INSTRUCTION ▸
Can you reproduce every one of the following lines word for word, with nothing changed or left out?
※ ※ ※
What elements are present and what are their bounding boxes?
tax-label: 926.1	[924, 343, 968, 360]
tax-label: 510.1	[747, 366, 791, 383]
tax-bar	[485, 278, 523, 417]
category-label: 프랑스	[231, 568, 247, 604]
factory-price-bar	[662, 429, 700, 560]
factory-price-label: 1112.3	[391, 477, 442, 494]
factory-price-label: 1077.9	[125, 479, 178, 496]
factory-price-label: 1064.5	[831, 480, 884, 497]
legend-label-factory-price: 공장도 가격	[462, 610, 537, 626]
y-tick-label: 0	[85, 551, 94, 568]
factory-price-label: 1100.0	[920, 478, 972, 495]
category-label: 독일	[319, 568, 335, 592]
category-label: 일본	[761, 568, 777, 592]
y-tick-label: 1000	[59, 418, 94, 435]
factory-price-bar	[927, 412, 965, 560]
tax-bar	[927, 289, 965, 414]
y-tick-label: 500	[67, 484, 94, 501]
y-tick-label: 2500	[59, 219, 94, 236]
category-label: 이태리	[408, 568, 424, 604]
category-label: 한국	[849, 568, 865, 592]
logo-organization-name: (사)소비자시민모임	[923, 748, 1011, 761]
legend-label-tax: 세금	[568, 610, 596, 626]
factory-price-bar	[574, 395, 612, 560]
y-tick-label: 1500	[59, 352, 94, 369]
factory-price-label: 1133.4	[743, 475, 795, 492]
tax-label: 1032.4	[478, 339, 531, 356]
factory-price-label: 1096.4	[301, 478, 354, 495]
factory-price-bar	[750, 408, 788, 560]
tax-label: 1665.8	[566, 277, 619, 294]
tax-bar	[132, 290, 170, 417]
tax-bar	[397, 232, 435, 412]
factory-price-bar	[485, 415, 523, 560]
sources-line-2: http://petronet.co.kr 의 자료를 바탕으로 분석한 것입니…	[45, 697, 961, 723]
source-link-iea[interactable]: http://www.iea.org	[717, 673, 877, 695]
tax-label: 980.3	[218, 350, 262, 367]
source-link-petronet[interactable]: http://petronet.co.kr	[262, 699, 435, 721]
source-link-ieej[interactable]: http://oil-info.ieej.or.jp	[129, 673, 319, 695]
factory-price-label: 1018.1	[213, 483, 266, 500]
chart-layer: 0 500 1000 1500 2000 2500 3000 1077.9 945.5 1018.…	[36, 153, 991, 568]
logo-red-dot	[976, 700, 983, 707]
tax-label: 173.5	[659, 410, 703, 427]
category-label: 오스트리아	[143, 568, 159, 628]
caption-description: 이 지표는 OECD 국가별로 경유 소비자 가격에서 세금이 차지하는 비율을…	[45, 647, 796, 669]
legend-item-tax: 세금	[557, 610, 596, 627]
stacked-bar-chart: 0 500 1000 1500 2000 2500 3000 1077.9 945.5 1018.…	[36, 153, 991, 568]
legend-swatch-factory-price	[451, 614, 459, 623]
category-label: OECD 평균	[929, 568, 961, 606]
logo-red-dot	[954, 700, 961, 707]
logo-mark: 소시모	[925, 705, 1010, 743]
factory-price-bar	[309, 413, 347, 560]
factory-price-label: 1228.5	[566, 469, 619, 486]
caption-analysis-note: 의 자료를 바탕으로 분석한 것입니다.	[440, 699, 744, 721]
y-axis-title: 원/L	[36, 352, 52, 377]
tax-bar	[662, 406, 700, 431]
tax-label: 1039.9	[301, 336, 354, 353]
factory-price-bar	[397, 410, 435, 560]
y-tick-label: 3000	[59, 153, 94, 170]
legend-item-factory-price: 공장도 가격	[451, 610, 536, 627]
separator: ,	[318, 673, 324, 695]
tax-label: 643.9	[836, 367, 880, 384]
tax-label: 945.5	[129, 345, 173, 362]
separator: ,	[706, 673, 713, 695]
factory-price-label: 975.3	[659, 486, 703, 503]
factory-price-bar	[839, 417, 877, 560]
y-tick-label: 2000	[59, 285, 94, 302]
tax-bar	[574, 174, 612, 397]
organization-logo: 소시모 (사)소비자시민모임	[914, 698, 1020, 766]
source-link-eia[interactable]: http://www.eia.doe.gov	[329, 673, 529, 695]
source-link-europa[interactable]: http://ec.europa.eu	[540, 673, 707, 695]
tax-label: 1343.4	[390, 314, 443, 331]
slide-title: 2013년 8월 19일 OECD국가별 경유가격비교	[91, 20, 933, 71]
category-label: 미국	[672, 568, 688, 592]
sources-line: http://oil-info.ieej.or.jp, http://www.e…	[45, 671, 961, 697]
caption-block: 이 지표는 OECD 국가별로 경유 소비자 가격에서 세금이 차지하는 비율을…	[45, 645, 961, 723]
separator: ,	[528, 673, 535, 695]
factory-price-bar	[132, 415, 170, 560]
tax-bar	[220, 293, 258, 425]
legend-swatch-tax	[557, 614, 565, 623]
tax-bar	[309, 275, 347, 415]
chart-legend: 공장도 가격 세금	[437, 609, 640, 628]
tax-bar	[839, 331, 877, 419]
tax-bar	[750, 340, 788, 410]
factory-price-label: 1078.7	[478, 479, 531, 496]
※ ※ ※
RESULT BELOW ▸
What elements are present and what are their bounding boxes?
tax-label: 926.1	[924, 343, 968, 360]
tax-label: 510.1	[747, 366, 791, 383]
tax-bar	[485, 278, 523, 417]
category-label: 프랑스	[231, 568, 247, 604]
factory-price-bar	[662, 429, 700, 560]
factory-price-label: 1112.3	[391, 477, 442, 494]
factory-price-label: 1077.9	[125, 479, 178, 496]
factory-price-label: 1064.5	[831, 480, 884, 497]
legend-label-factory-price: 공장도 가격	[462, 610, 537, 626]
y-tick-label: 0	[85, 551, 94, 568]
factory-price-label: 1100.0	[920, 478, 972, 495]
category-label: 독일	[319, 568, 335, 592]
category-label: 일본	[761, 568, 777, 592]
y-tick-label: 1000	[59, 418, 94, 435]
factory-price-bar	[927, 412, 965, 560]
tax-bar	[927, 289, 965, 414]
y-tick-label: 500	[67, 484, 94, 501]
y-tick-label: 2500	[59, 219, 94, 236]
category-label: 이태리	[408, 568, 424, 604]
category-label: 한국	[849, 568, 865, 592]
logo-organization-name: (사)소비자시민모임	[923, 748, 1011, 761]
legend-label-tax: 세금	[568, 610, 596, 626]
factory-price-bar	[574, 395, 612, 560]
y-tick-label: 1500	[59, 352, 94, 369]
factory-price-label: 1133.4	[743, 475, 795, 492]
tax-label: 1032.4	[478, 339, 531, 356]
factory-price-label: 1096.4	[301, 478, 354, 495]
factory-price-bar	[750, 408, 788, 560]
tax-label: 1665.8	[566, 277, 619, 294]
tax-bar	[132, 290, 170, 417]
tax-bar	[397, 232, 435, 412]
factory-price-bar	[485, 415, 523, 560]
sources-line-2: http://petronet.co.kr 의 자료를 바탕으로 분석한 것입니…	[45, 697, 961, 723]
source-link-iea[interactable]: http://www.iea.org	[717, 673, 877, 695]
tax-label: 980.3	[218, 350, 262, 367]
source-link-petronet[interactable]: http://petronet.co.kr	[262, 699, 435, 721]
source-link-ieej[interactable]: http://oil-info.ieej.or.jp	[129, 673, 319, 695]
factory-price-label: 1018.1	[213, 483, 266, 500]
chart-layer: 0 500 1000 1500 2000 2500 3000 1077.9 945.5 1018.…	[36, 153, 991, 568]
logo-red-dot	[976, 700, 983, 707]
tax-label: 173.5	[659, 410, 703, 427]
category-label: 오스트리아	[143, 568, 159, 628]
caption-description: 이 지표는 OECD 국가별로 경유 소비자 가격에서 세금이 차지하는 비율을…	[45, 647, 796, 669]
legend-item-tax: 세금	[557, 610, 596, 627]
stacked-bar-chart: 0 500 1000 1500 2000 2500 3000 1077.9 945.5 1018.…	[36, 153, 991, 568]
legend-swatch-factory-price	[451, 614, 459, 623]
category-label: OECD 평균	[929, 568, 961, 606]
logo-red-dot	[954, 700, 961, 707]
logo-mark: 소시모	[925, 705, 1010, 743]
factory-price-bar	[309, 413, 347, 560]
factory-price-label: 1228.5	[566, 469, 619, 486]
caption-analysis-note: 의 자료를 바탕으로 분석한 것입니다.	[440, 699, 744, 721]
y-axis-title: 원/L	[36, 352, 52, 377]
tax-bar	[662, 406, 700, 431]
tax-label: 1039.9	[301, 336, 354, 353]
factory-price-bar	[397, 410, 435, 560]
y-tick-label: 3000	[59, 153, 94, 170]
legend-item-factory-price: 공장도 가격	[451, 610, 536, 627]
separator: ,	[318, 673, 324, 695]
tax-label: 643.9	[836, 367, 880, 384]
tax-label: 945.5	[129, 345, 173, 362]
separator: ,	[706, 673, 713, 695]
factory-price-label: 975.3	[659, 486, 703, 503]
factory-price-bar	[839, 417, 877, 560]
y-tick-label: 2000	[59, 285, 94, 302]
tax-bar	[574, 174, 612, 397]
organization-logo: 소시모 (사)소비자시민모임	[914, 698, 1020, 766]
source-link-eia[interactable]: http://www.eia.doe.gov	[329, 673, 529, 695]
source-link-europa[interactable]: http://ec.europa.eu	[540, 673, 707, 695]
tax-label: 1343.4	[390, 314, 443, 331]
slide-title: 2013년 8월 19일 OECD국가별 경유가격비교	[91, 20, 933, 71]
category-label: 미국	[672, 568, 688, 592]
sources-line: http://oil-info.ieej.or.jp, http://www.e…	[45, 671, 961, 697]
caption-block: 이 지표는 OECD 국가별로 경유 소비자 가격에서 세금이 차지하는 비율을…	[45, 645, 961, 723]
separator: ,	[528, 673, 535, 695]
factory-price-bar	[132, 415, 170, 560]
tax-bar	[220, 293, 258, 425]
legend-swatch-tax	[557, 614, 565, 623]
tax-bar	[309, 275, 347, 415]
chart-legend: 공장도 가격 세금	[437, 609, 640, 628]
tax-bar	[839, 331, 877, 419]
tax-bar	[750, 340, 788, 410]
factory-price-label: 1078.7	[478, 479, 531, 496]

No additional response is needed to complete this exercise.